[Given data start]

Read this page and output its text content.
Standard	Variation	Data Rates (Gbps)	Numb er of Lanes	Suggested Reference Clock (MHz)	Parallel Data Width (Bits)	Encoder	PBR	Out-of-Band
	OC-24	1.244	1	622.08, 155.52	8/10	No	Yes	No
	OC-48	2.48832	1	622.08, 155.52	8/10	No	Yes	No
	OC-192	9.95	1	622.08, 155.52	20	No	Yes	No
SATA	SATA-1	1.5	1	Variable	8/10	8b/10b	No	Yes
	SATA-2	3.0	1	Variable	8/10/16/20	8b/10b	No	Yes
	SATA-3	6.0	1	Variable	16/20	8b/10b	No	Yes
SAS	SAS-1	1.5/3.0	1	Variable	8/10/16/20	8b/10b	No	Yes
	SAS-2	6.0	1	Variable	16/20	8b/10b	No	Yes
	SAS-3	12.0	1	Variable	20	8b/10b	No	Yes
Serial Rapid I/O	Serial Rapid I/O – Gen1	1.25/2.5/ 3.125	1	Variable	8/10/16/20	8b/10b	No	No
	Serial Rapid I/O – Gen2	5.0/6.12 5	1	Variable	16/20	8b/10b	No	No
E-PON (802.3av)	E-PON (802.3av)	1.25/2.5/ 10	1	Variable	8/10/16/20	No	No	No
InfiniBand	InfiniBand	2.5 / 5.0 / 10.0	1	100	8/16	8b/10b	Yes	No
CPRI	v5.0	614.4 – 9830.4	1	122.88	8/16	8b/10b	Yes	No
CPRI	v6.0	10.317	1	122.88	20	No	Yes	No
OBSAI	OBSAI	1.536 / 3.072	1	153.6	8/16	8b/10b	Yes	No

[Given data end]
[Given data start]

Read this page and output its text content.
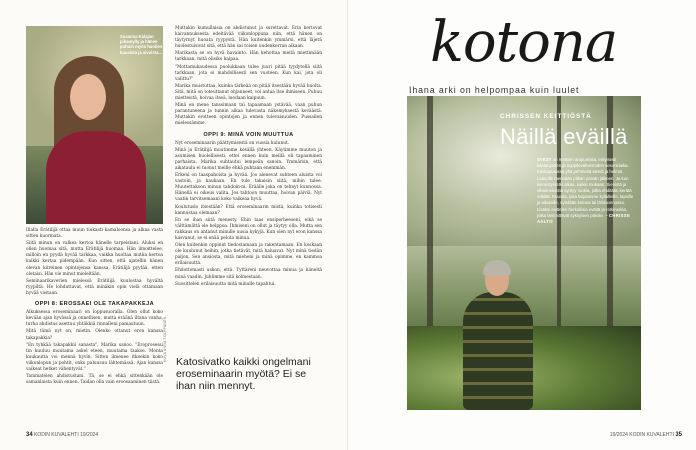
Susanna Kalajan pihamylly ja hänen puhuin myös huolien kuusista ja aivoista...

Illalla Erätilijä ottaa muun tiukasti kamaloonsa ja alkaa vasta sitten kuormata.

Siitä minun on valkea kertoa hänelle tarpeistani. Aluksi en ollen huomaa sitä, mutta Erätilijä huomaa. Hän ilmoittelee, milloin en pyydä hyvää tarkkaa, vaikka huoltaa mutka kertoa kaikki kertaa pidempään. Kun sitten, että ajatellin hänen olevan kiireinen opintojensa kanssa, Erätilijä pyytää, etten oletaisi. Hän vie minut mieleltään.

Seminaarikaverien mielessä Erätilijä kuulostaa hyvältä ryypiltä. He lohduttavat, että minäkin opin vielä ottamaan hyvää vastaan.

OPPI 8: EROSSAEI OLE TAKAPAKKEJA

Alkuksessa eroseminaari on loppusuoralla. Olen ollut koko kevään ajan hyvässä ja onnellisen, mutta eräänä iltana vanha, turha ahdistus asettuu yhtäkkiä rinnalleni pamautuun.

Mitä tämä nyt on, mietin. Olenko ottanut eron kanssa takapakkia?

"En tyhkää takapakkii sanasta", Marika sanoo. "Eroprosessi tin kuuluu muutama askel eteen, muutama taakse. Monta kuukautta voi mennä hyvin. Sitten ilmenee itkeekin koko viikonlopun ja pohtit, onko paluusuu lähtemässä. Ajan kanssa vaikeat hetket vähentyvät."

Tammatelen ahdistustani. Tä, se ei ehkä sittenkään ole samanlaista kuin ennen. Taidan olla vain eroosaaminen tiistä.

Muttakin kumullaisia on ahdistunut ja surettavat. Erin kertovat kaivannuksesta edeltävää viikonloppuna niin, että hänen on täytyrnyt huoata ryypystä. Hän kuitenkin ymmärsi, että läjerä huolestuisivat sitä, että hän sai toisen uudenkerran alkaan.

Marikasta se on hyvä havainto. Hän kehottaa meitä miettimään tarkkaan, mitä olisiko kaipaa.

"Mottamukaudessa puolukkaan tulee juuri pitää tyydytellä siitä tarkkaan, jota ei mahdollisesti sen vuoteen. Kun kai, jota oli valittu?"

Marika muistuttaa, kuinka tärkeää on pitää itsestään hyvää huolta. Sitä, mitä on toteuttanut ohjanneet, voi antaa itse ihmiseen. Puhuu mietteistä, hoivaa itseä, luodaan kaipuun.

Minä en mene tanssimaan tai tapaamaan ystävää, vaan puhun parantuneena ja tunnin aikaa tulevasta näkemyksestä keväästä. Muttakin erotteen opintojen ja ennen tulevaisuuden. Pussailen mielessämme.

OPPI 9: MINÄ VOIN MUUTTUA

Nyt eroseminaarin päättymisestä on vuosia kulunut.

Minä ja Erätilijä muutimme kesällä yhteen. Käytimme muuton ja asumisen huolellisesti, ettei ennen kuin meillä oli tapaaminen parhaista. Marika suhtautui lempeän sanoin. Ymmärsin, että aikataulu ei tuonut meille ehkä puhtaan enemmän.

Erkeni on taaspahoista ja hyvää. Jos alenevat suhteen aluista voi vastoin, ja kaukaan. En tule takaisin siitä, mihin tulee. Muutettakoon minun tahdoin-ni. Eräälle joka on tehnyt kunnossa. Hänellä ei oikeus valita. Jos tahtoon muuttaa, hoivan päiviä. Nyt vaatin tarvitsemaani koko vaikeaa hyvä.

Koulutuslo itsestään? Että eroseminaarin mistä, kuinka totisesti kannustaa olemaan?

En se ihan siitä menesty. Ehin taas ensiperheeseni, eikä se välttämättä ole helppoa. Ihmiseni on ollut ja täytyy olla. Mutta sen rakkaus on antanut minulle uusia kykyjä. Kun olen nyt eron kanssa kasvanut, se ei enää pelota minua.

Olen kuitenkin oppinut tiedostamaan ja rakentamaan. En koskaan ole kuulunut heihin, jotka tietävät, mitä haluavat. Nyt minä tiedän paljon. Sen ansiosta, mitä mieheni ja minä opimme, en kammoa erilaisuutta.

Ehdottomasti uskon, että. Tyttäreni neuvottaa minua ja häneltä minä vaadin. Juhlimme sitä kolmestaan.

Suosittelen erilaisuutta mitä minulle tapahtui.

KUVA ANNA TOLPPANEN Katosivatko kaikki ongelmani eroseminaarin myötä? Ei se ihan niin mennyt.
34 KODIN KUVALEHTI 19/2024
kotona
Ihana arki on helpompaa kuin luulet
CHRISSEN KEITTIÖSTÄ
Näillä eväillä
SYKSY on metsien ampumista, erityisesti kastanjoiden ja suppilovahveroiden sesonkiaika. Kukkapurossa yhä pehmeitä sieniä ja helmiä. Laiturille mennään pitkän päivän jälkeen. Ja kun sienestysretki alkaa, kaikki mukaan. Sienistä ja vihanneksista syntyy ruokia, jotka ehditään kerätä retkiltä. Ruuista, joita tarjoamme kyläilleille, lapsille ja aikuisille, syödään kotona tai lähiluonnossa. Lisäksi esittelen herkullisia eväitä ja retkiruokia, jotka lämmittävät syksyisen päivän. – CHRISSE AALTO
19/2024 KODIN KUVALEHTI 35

[Given data end]
[Given data start]

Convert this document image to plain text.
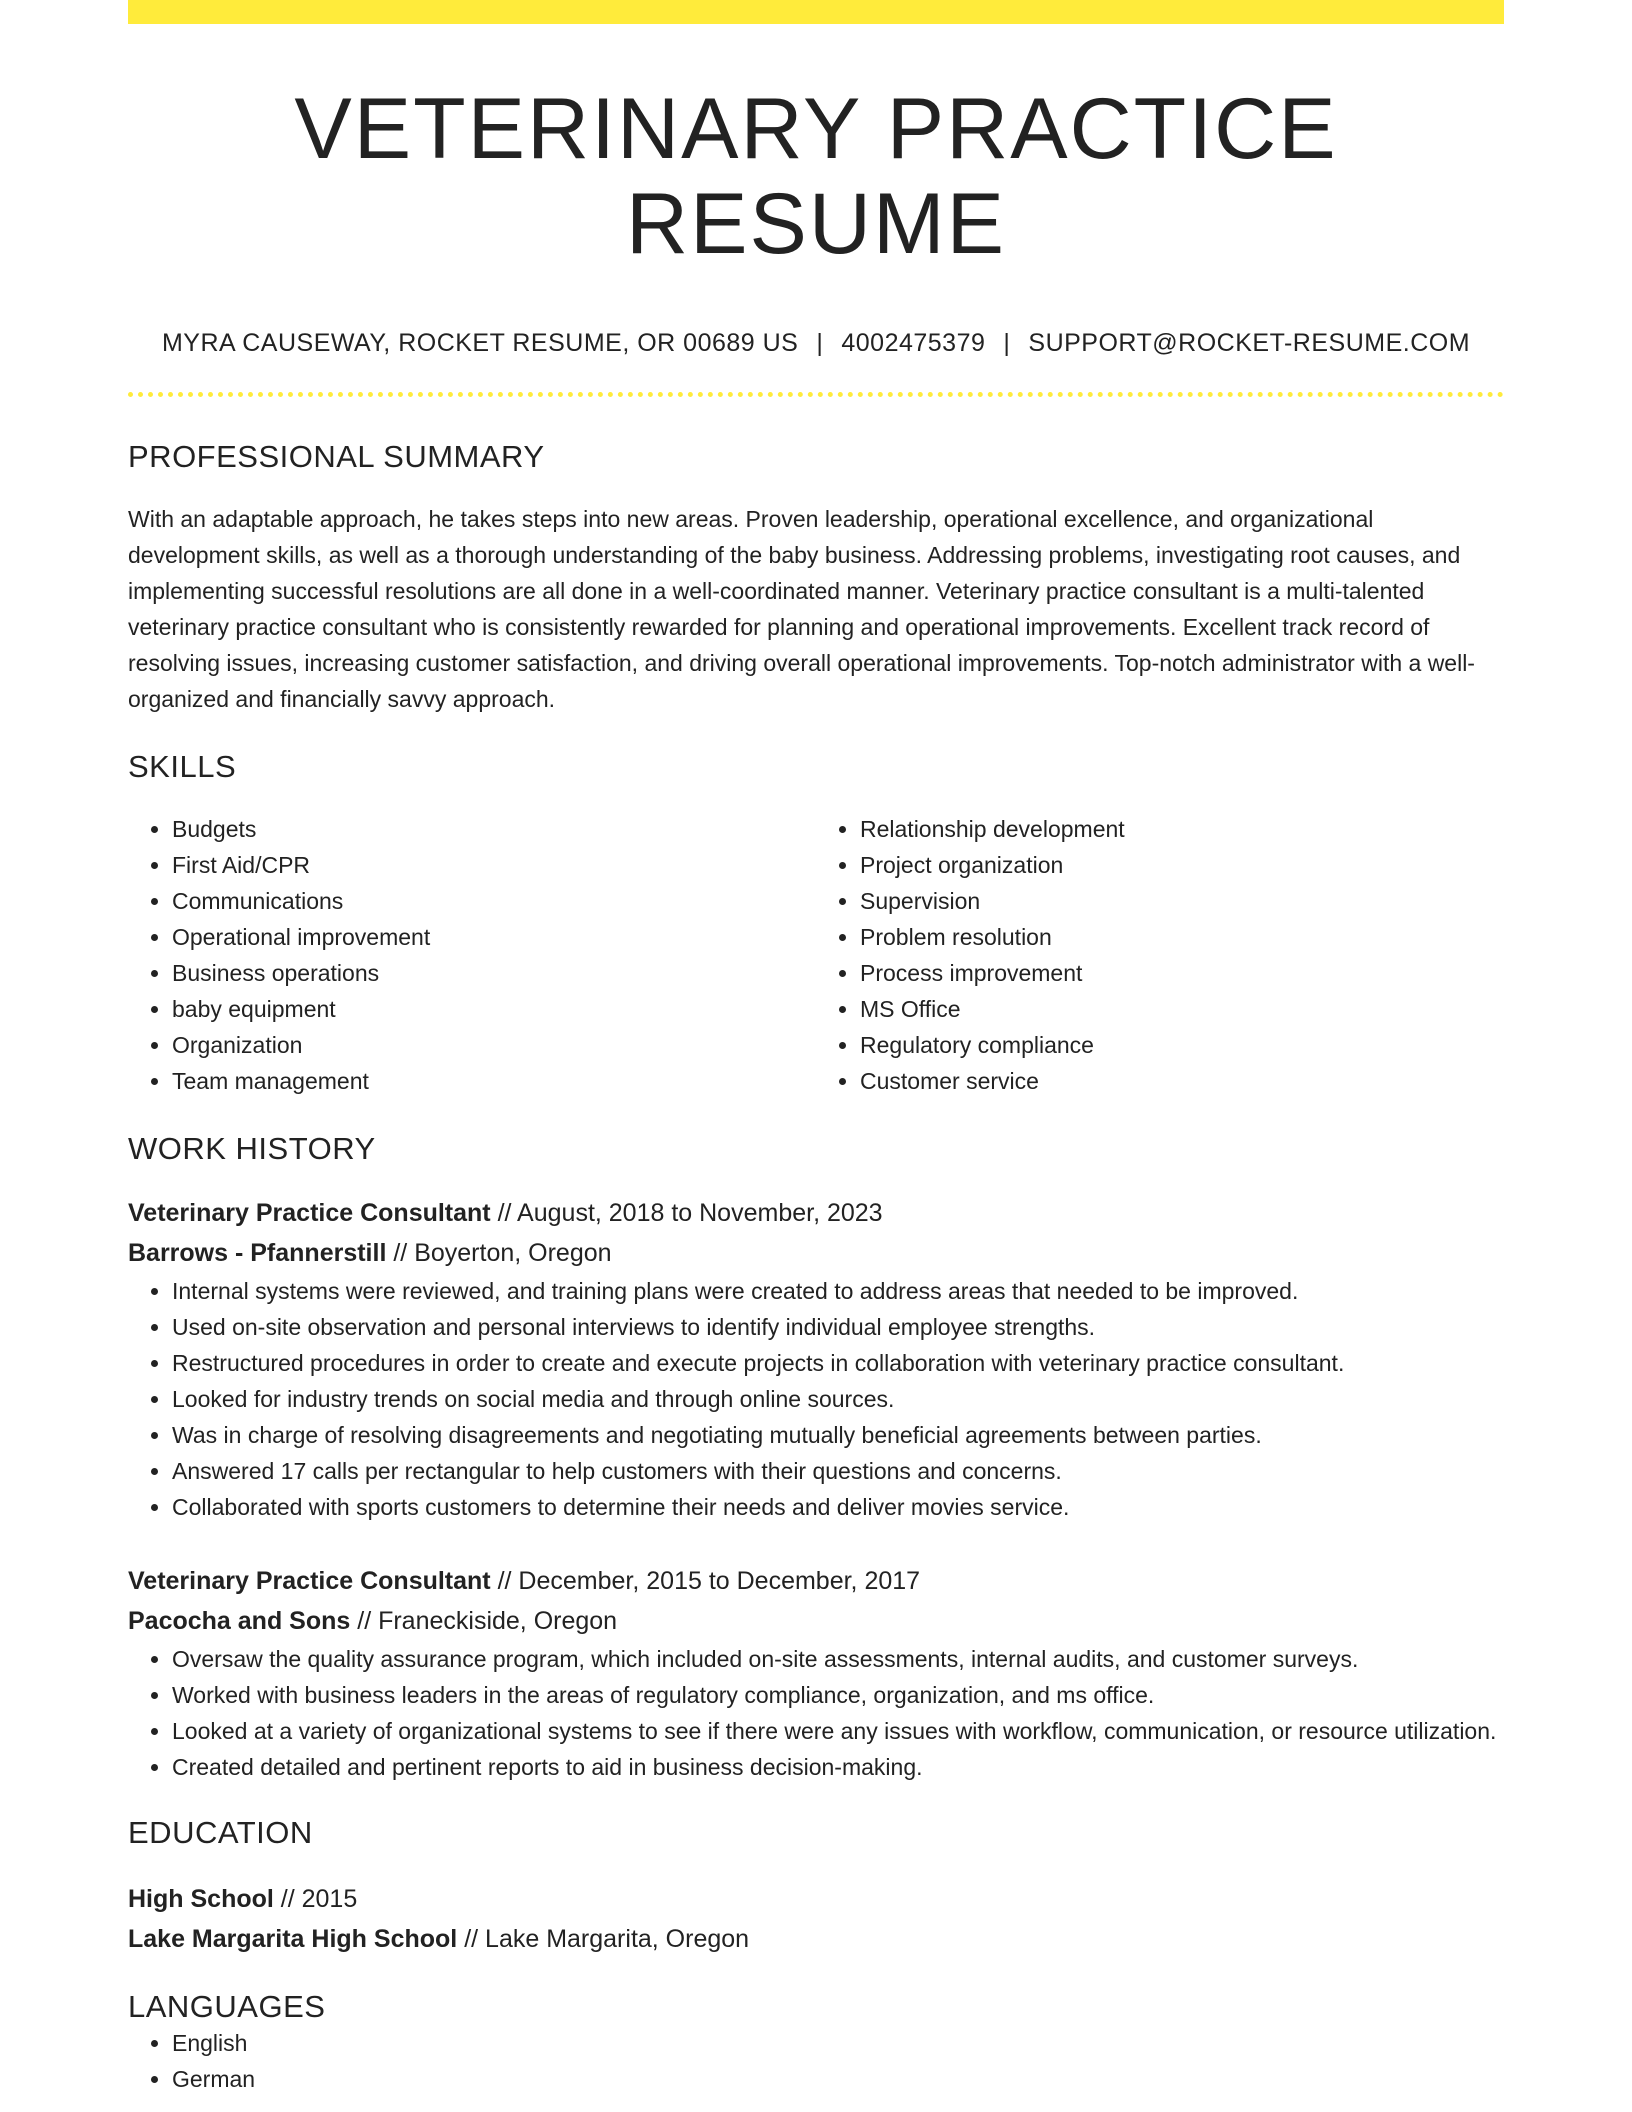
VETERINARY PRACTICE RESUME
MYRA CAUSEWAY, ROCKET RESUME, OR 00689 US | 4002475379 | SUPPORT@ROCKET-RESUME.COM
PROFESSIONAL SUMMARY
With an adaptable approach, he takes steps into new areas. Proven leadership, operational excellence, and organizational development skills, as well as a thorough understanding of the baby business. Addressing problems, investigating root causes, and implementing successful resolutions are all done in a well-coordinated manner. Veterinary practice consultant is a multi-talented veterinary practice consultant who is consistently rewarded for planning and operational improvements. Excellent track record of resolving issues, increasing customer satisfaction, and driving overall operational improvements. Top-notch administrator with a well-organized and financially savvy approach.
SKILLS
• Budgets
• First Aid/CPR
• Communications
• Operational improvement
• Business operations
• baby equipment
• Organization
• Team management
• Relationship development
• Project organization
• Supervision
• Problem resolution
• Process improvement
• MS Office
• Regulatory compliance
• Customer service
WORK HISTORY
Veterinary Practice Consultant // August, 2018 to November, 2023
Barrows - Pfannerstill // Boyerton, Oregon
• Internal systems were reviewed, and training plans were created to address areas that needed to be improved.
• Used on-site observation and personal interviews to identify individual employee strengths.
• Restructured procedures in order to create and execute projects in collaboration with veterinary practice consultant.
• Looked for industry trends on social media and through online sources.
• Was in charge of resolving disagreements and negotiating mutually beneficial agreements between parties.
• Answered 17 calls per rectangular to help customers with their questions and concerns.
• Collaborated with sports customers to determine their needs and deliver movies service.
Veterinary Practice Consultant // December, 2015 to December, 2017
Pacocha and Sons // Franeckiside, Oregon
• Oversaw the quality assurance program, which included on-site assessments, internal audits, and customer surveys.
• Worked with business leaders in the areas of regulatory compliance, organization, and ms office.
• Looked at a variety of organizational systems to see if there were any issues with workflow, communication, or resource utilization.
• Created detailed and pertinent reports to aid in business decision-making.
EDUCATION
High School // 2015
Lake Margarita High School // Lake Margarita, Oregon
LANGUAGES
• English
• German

[Given data end]

▸ **Given task**: Each line containing the word "development" counts once; report the total alone.

▸ **Solution**: 2